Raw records

** START **

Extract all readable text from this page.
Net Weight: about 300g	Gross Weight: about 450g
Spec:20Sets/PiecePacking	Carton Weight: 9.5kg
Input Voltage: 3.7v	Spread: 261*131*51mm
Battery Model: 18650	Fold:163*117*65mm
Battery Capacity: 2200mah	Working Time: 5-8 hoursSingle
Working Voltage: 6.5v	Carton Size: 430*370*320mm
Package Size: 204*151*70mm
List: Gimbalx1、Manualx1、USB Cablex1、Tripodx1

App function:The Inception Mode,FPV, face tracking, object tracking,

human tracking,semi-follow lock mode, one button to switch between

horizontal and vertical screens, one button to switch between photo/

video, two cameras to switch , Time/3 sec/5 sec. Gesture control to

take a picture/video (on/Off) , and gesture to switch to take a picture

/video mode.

** END **

Pull out all lines containing "Voltage".

Input Voltage: 3.7v	Spread: 261*131*51mm
Working Voltage: 6.5v	Carton Size: 430*370*320mm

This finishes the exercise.